* [OBJECTIVE]
Each entry below is to be duplicated verbatim.

* [GIVEN RECORDS]
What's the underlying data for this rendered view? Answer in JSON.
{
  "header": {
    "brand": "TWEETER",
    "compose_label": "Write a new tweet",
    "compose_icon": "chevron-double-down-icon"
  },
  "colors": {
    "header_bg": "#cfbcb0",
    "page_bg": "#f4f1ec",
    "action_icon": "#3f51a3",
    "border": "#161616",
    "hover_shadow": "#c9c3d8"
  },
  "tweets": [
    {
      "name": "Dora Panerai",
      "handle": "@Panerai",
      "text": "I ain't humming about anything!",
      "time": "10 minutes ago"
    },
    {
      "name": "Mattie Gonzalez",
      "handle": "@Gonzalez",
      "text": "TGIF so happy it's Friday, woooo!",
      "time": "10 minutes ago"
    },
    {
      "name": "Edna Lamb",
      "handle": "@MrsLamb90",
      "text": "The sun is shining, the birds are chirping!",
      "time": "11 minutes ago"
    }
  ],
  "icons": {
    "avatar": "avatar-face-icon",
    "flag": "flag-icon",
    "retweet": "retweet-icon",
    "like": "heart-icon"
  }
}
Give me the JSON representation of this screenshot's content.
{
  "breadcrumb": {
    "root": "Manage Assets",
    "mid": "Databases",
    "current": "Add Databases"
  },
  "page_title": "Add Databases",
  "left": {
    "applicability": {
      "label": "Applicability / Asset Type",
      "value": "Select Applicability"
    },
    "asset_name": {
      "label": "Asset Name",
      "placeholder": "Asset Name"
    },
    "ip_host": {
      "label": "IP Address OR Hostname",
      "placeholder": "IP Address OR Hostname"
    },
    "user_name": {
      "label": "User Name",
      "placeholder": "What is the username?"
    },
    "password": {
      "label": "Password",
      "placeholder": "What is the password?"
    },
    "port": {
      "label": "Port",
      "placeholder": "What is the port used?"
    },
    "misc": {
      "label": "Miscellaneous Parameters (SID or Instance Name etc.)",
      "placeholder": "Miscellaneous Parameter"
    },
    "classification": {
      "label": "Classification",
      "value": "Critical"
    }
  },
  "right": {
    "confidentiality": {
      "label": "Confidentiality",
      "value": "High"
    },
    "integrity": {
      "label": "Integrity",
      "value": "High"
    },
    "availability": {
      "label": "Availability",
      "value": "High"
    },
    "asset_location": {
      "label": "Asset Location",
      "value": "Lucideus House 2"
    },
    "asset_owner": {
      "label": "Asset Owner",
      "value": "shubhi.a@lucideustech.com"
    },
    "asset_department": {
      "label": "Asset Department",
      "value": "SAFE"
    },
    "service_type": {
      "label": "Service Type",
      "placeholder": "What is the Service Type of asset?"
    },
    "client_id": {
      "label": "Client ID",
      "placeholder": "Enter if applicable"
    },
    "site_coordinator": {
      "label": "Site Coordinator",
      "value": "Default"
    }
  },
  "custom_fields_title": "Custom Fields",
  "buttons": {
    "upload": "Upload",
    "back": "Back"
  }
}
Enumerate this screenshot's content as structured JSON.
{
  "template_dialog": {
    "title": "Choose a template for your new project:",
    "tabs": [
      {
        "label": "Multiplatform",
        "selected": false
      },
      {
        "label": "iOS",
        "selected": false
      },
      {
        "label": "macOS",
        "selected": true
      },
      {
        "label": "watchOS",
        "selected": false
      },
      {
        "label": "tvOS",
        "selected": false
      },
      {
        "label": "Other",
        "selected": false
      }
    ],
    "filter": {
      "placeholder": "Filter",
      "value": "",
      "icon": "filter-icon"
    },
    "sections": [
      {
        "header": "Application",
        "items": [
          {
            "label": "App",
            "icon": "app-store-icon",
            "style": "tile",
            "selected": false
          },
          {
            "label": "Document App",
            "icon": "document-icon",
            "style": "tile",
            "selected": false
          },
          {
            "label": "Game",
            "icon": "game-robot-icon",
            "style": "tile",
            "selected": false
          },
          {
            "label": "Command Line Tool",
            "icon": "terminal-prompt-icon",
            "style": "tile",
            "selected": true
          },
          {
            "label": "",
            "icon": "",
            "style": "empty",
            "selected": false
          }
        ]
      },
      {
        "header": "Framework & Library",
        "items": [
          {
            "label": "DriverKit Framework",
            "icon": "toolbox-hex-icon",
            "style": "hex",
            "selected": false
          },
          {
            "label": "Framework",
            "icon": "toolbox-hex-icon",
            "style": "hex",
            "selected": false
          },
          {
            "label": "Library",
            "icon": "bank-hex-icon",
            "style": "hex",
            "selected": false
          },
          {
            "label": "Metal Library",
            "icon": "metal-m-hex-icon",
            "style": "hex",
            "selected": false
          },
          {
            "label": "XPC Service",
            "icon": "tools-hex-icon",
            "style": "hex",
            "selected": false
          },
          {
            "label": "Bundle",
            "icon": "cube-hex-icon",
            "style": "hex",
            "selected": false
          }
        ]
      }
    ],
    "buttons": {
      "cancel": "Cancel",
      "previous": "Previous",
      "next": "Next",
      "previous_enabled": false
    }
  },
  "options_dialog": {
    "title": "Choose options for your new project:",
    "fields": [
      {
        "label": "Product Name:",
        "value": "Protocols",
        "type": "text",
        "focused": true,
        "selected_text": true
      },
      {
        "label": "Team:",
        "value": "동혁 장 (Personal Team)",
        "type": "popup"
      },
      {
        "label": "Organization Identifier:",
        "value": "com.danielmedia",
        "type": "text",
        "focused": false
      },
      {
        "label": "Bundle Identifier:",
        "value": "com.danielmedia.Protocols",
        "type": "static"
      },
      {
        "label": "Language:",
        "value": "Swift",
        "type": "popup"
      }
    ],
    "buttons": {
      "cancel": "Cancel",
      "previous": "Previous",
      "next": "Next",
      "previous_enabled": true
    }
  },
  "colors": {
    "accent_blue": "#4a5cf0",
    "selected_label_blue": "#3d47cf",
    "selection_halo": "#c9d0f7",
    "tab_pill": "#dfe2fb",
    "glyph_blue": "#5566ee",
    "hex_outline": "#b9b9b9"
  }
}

* [RESPONSE TO THE TASK]
What's the underlying data for this rendered view? Answer in JSON.
{
  "header": {
    "brand": "TWEETER",
    "compose_label": "Write a new tweet",
    "compose_icon": "chevron-double-down-icon"
  },
  "colors": {
    "header_bg": "#cfbcb0",
    "page_bg": "#f4f1ec",
    "action_icon": "#3f51a3",
    "border": "#161616",
    "hover_shadow": "#c9c3d8"
  },
  "tweets": [
    {
      "name": "Dora Panerai",
      "handle": "@Panerai",
      "text": "I ain't humming about anything!",
      "time": "10 minutes ago"
    },
    {
      "name": "Mattie Gonzalez",
      "handle": "@Gonzalez",
      "text": "TGIF so happy it's Friday, woooo!",
      "time": "10 minutes ago"
    },
    {
      "name": "Edna Lamb",
      "handle": "@MrsLamb90",
      "text": "The sun is shining, the birds are chirping!",
      "time": "11 minutes ago"
    }
  ],
  "icons": {
    "avatar": "avatar-face-icon",
    "flag": "flag-icon",
    "retweet": "retweet-icon",
    "like": "heart-icon"
  }
}
Give me the JSON representation of this screenshot's content.
{
  "breadcrumb": {
    "root": "Manage Assets",
    "mid": "Databases",
    "current": "Add Databases"
  },
  "page_title": "Add Databases",
  "left": {
    "applicability": {
      "label": "Applicability / Asset Type",
      "value": "Select Applicability"
    },
    "asset_name": {
      "label": "Asset Name",
      "placeholder": "Asset Name"
    },
    "ip_host": {
      "label": "IP Address OR Hostname",
      "placeholder": "IP Address OR Hostname"
    },
    "user_name": {
      "label": "User Name",
      "placeholder": "What is the username?"
    },
    "password": {
      "label": "Password",
      "placeholder": "What is the password?"
    },
    "port": {
      "label": "Port",
      "placeholder": "What is the port used?"
    },
    "misc": {
      "label": "Miscellaneous Parameters (SID or Instance Name etc.)",
      "placeholder": "Miscellaneous Parameter"
    },
    "classification": {
      "label": "Classification",
      "value": "Critical"
    }
  },
  "right": {
    "confidentiality": {
      "label": "Confidentiality",
      "value": "High"
    },
    "integrity": {
      "label": "Integrity",
      "value": "High"
    },
    "availability": {
      "label": "Availability",
      "value": "High"
    },
    "asset_location": {
      "label": "Asset Location",
      "value": "Lucideus House 2"
    },
    "asset_owner": {
      "label": "Asset Owner",
      "value": "shubhi.a@lucideustech.com"
    },
    "asset_department": {
      "label": "Asset Department",
      "value": "SAFE"
    },
    "service_type": {
      "label": "Service Type",
      "placeholder": "What is the Service Type of asset?"
    },
    "client_id": {
      "label": "Client ID",
      "placeholder": "Enter if applicable"
    },
    "site_coordinator": {
      "label": "Site Coordinator",
      "value": "Default"
    }
  },
  "custom_fields_title": "Custom Fields",
  "buttons": {
    "upload": "Upload",
    "back": "Back"
  }
}
Enumerate this screenshot's content as structured JSON.
{
  "template_dialog": {
    "title": "Choose a template for your new project:",
    "tabs": [
      {
        "label": "Multiplatform",
        "selected": false
      },
      {
        "label": "iOS",
        "selected": false
      },
      {
        "label": "macOS",
        "selected": true
      },
      {
        "label": "watchOS",
        "selected": false
      },
      {
        "label": "tvOS",
        "selected": false
      },
      {
        "label": "Other",
        "selected": false
      }
    ],
    "filter": {
      "placeholder": "Filter",
      "value": "",
      "icon": "filter-icon"
    },
    "sections": [
      {
        "header": "Application",
        "items": [
          {
            "label": "App",
            "icon": "app-store-icon",
            "style": "tile",
            "selected": false
          },
          {
            "label": "Document App",
            "icon": "document-icon",
            "style": "tile",
            "selected": false
          },
          {
            "label": "Game",
            "icon": "game-robot-icon",
            "style": "tile",
            "selected": false
          },
          {
            "label": "Command Line Tool",
            "icon": "terminal-prompt-icon",
            "style": "tile",
            "selected": true
          },
          {
            "label": "",
            "icon": "",
            "style": "empty",
            "selected": false
          }
        ]
      },
      {
        "header": "Framework & Library",
        "items": [
          {
            "label": "DriverKit Framework",
            "icon": "toolbox-hex-icon",
            "style": "hex",
            "selected": false
          },
          {
            "label": "Framework",
            "icon": "toolbox-hex-icon",
            "style": "hex",
            "selected": false
          },
          {
            "label": "Library",
            "icon": "bank-hex-icon",
            "style": "hex",
            "selected": false
          },
          {
            "label": "Metal Library",
            "icon": "metal-m-hex-icon",
            "style": "hex",
            "selected": false
          },
          {
            "label": "XPC Service",
            "icon": "tools-hex-icon",
            "style": "hex",
            "selected": false
          },
          {
            "label": "Bundle",
            "icon": "cube-hex-icon",
            "style": "hex",
            "selected": false
          }
        ]
      }
    ],
    "buttons": {
      "cancel": "Cancel",
      "previous": "Previous",
      "next": "Next",
      "previous_enabled": false
    }
  },
  "options_dialog": {
    "title": "Choose options for your new project:",
    "fields": [
      {
        "label": "Product Name:",
        "value": "Protocols",
        "type": "text",
        "focused": true,
        "selected_text": true
      },
      {
        "label": "Team:",
        "value": "동혁 장 (Personal Team)",
        "type": "popup"
      },
      {
        "label": "Organization Identifier:",
        "value": "com.danielmedia",
        "type": "text",
        "focused": false
      },
      {
        "label": "Bundle Identifier:",
        "value": "com.danielmedia.Protocols",
        "type": "static"
      },
      {
        "label": "Language:",
        "value": "Swift",
        "type": "popup"
      }
    ],
    "buttons": {
      "cancel": "Cancel",
      "previous": "Previous",
      "next": "Next",
      "previous_enabled": true
    }
  },
  "colors": {
    "accent_blue": "#4a5cf0",
    "selected_label_blue": "#3d47cf",
    "selection_halo": "#c9d0f7",
    "tab_pill": "#dfe2fb",
    "glyph_blue": "#5566ee",
    "hex_outline": "#b9b9b9"
  }
}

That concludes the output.